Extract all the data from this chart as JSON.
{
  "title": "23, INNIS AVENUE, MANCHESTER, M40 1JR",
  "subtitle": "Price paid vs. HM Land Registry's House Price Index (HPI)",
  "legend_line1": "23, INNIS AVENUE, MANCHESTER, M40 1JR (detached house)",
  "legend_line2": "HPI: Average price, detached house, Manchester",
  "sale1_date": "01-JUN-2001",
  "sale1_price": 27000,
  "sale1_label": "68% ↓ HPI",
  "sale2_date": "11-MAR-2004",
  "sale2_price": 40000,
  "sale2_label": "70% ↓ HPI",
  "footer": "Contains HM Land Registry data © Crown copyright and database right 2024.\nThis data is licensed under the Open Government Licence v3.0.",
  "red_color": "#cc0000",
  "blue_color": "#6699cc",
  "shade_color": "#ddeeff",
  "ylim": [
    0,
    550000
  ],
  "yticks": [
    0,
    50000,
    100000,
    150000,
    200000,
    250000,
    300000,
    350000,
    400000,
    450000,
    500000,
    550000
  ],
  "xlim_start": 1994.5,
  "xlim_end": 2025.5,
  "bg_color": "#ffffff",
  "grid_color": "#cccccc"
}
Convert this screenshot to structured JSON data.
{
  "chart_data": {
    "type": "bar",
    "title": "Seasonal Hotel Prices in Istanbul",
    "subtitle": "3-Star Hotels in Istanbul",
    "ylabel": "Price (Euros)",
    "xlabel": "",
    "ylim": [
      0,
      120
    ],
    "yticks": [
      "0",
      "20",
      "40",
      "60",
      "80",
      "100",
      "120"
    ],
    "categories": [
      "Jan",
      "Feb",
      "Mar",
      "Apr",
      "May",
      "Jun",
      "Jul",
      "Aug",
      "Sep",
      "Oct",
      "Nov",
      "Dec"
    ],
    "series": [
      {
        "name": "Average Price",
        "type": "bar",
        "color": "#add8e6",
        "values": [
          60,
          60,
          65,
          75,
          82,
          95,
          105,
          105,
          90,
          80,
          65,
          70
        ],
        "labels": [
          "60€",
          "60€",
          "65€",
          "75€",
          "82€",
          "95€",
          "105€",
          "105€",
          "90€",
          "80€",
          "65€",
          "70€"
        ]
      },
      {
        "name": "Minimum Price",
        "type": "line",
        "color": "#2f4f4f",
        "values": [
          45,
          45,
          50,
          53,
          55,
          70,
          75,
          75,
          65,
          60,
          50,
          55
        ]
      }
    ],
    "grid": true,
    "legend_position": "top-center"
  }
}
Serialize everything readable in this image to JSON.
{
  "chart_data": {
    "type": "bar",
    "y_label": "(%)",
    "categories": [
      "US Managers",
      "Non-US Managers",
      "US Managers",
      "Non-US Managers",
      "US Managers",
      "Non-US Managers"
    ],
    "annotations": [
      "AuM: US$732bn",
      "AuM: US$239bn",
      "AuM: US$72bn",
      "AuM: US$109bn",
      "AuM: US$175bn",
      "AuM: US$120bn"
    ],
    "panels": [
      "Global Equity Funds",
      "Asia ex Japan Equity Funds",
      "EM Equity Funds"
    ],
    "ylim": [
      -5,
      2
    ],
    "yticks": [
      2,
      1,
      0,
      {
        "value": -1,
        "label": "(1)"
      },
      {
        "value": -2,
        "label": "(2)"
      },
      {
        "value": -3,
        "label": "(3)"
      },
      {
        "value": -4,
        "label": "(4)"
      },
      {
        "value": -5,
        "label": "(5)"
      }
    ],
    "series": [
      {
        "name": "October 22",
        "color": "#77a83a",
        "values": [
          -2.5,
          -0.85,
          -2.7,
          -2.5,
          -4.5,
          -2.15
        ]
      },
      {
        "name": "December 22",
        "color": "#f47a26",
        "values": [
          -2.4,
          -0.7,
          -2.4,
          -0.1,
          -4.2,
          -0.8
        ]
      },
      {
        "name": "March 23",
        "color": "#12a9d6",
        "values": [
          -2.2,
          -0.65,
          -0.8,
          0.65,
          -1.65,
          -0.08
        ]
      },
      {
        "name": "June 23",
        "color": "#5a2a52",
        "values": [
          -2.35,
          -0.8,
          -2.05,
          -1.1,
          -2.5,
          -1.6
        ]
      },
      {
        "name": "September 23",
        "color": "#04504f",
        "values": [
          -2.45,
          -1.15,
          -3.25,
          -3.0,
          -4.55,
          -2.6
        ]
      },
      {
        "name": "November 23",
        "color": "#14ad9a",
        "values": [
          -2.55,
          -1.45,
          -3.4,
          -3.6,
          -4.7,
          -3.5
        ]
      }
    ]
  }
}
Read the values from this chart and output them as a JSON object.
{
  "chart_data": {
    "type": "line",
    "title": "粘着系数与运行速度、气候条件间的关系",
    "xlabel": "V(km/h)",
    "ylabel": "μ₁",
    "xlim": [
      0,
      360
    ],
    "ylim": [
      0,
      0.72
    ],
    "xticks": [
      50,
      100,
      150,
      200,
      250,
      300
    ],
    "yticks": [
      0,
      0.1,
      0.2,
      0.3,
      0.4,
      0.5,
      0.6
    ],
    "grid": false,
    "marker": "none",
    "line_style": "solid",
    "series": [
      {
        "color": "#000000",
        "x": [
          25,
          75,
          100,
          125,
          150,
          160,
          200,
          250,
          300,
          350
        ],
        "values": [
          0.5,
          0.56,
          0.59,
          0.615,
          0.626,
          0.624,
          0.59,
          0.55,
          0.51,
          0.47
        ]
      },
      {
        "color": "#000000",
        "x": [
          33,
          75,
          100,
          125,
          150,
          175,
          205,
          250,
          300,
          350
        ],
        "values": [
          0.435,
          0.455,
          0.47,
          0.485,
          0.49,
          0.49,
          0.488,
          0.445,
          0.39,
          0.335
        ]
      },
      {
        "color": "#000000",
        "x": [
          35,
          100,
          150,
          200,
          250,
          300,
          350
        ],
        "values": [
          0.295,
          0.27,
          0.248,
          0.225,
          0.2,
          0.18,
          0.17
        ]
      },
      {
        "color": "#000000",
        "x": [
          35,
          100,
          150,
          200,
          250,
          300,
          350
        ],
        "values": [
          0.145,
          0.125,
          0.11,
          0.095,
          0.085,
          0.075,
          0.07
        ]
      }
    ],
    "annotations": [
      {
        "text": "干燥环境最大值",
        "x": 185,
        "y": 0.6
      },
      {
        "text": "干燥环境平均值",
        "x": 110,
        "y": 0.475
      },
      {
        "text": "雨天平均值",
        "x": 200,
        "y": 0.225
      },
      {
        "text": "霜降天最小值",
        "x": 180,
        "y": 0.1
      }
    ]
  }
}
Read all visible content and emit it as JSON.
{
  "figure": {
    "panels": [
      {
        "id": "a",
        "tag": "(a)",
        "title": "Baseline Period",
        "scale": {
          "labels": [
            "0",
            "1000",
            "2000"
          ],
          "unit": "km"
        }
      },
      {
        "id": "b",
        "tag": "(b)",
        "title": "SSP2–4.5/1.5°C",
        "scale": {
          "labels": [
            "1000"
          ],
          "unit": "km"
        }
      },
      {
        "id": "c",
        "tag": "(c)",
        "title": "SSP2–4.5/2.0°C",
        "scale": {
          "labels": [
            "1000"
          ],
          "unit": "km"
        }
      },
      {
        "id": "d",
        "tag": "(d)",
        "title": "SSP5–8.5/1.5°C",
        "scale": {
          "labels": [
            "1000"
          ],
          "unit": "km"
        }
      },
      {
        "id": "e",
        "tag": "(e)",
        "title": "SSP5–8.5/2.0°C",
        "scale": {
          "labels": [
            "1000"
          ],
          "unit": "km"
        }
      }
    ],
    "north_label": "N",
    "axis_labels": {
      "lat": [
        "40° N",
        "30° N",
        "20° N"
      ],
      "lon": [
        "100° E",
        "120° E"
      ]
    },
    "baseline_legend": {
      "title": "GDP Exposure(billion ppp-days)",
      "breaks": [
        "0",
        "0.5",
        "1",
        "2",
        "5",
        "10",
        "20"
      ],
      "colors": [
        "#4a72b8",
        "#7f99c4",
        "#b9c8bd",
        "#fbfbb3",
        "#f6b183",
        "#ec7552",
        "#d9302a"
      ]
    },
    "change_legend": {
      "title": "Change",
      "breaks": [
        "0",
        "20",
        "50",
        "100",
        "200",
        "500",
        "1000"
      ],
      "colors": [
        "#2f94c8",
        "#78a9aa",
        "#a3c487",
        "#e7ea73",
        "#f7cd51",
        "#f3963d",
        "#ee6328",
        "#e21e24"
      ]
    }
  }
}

**EXERCISE OBJECTIVE:**
Extract lines where the string "type" occurs.

**COMPLETE ANSWER:**
    "type": "bar",
        "type": "bar",
        "type": "line",
    "type": "bar",
    "type": "line",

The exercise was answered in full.